### WHAT THE EXERCISE ASKS
Locate each line holding the string "this" and copy it.

### SUPPLIED RECORDS
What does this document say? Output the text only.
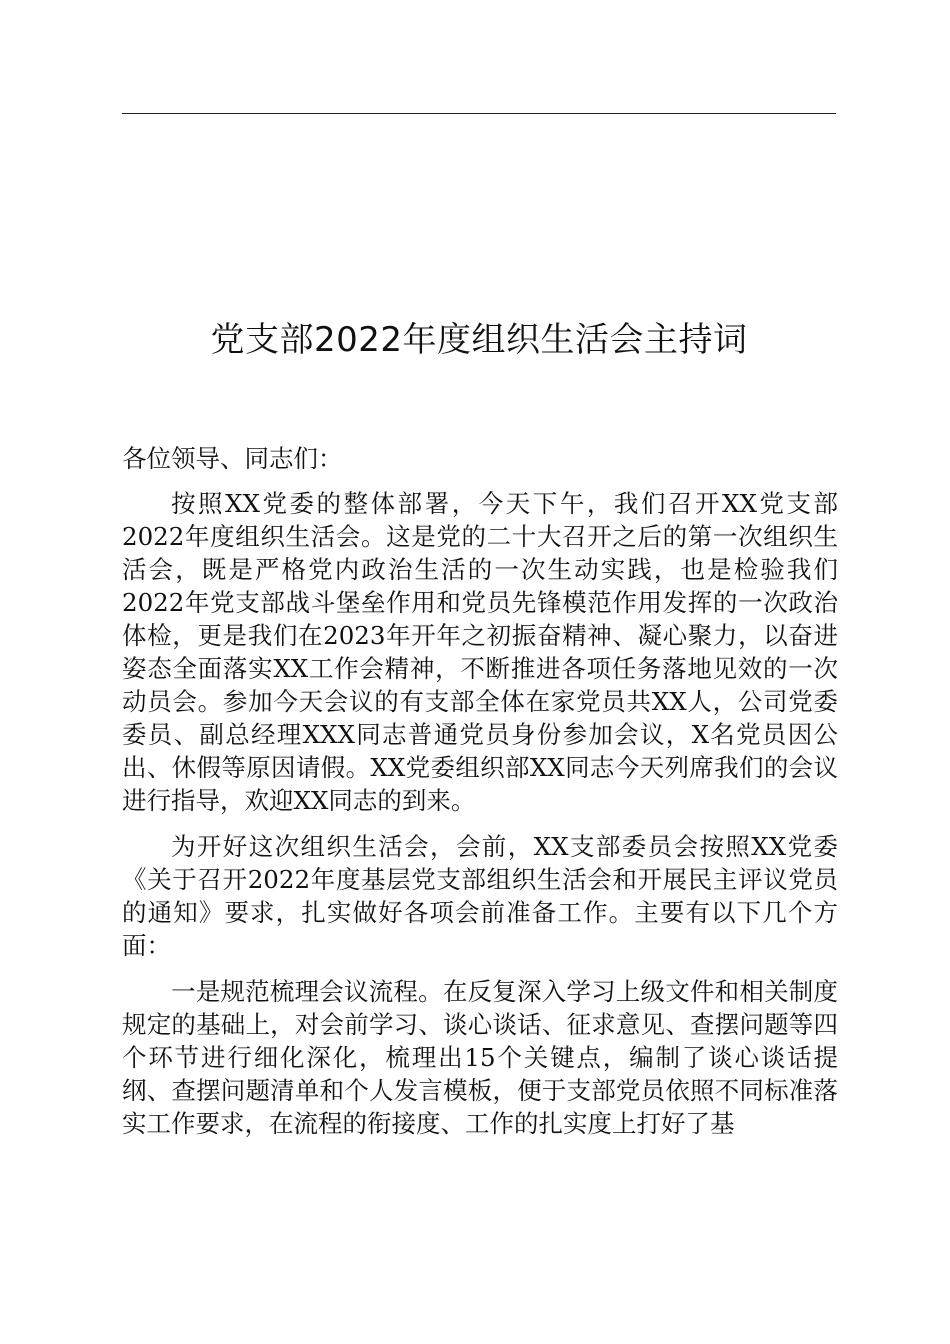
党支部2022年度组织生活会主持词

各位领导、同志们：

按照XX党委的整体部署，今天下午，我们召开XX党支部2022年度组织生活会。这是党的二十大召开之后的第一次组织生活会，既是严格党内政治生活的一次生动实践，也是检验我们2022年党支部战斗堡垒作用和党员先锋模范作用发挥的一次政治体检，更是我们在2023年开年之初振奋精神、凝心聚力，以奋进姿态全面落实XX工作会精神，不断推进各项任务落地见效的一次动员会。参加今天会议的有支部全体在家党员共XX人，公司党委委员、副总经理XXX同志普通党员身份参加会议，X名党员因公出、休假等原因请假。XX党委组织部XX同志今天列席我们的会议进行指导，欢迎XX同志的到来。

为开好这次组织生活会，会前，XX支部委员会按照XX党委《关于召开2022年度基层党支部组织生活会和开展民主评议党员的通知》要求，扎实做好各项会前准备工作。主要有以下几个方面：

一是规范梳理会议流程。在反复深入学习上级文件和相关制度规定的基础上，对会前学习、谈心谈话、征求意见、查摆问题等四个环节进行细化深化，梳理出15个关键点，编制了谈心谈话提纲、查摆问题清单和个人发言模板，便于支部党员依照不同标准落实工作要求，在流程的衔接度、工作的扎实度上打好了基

* * *

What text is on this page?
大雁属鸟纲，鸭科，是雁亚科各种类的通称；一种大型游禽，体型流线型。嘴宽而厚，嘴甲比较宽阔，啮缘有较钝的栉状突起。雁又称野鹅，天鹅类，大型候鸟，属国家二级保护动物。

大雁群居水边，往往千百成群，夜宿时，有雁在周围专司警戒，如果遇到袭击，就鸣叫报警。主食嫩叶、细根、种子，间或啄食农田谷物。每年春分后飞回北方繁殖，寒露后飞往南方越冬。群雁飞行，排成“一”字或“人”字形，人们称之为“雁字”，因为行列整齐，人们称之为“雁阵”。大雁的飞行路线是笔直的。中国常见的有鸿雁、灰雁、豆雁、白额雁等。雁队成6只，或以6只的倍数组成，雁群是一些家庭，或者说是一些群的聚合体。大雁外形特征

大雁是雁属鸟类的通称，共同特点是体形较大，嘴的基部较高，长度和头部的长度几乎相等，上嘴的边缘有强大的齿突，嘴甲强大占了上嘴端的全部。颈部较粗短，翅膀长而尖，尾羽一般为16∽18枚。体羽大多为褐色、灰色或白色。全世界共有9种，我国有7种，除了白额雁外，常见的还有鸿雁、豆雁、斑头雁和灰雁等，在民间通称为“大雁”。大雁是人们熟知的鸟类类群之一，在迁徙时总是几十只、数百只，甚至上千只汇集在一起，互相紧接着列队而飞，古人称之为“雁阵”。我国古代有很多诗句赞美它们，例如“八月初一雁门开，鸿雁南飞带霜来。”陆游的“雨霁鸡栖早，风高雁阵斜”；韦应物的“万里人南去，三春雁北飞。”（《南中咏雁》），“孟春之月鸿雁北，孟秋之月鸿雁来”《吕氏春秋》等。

### EXERCISE RESPONSE
What does this document say? Output the text only.
What text is on this page?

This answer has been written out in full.